Find each line in the listing below that contains the string "Persei" and copy those lines. Treat uppercase and lowercase letters as different.
— Begin —
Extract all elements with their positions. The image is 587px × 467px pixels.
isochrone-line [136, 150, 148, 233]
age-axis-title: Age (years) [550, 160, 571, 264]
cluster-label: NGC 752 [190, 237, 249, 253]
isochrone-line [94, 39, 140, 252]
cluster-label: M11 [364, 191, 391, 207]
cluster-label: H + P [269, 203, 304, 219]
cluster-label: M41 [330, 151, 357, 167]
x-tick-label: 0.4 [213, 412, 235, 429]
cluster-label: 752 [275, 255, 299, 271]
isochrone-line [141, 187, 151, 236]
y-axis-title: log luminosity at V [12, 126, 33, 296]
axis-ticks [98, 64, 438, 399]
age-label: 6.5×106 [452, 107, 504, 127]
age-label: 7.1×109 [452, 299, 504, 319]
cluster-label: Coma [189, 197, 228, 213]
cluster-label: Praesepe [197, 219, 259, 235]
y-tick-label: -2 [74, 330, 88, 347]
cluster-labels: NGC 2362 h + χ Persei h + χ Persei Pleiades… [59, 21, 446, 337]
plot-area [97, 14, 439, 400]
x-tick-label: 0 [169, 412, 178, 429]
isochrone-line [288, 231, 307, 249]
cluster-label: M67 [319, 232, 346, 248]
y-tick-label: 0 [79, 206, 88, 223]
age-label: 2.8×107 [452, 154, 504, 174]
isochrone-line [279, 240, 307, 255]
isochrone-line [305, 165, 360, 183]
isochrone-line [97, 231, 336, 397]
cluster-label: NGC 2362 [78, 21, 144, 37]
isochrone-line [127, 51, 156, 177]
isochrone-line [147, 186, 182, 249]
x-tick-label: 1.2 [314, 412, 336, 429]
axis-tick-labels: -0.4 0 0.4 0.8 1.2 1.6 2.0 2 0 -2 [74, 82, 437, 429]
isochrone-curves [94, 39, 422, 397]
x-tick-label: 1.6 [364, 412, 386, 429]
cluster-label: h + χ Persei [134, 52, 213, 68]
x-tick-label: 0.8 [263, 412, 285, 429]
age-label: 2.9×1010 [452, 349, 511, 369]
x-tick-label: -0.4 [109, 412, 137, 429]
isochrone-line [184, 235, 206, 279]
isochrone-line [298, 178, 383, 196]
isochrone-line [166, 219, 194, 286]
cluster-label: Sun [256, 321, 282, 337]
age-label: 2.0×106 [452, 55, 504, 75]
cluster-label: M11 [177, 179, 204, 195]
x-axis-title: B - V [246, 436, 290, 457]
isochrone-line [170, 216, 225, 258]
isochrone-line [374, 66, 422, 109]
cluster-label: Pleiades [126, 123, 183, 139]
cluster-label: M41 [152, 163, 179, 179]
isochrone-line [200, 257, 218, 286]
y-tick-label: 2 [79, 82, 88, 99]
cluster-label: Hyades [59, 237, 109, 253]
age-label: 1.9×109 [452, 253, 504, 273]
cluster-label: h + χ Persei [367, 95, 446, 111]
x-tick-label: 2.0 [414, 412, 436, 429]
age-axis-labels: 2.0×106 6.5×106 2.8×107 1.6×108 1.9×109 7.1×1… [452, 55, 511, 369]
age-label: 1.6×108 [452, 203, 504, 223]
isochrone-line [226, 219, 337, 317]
— End —
Exercise output
cluster-labels: NGC 2362 h + χ Persei h + χ Persei Pleiades… [59, 21, 446, 337]
cluster-label: h + χ Persei [134, 52, 213, 68]
cluster-label: h + χ Persei [367, 95, 446, 111]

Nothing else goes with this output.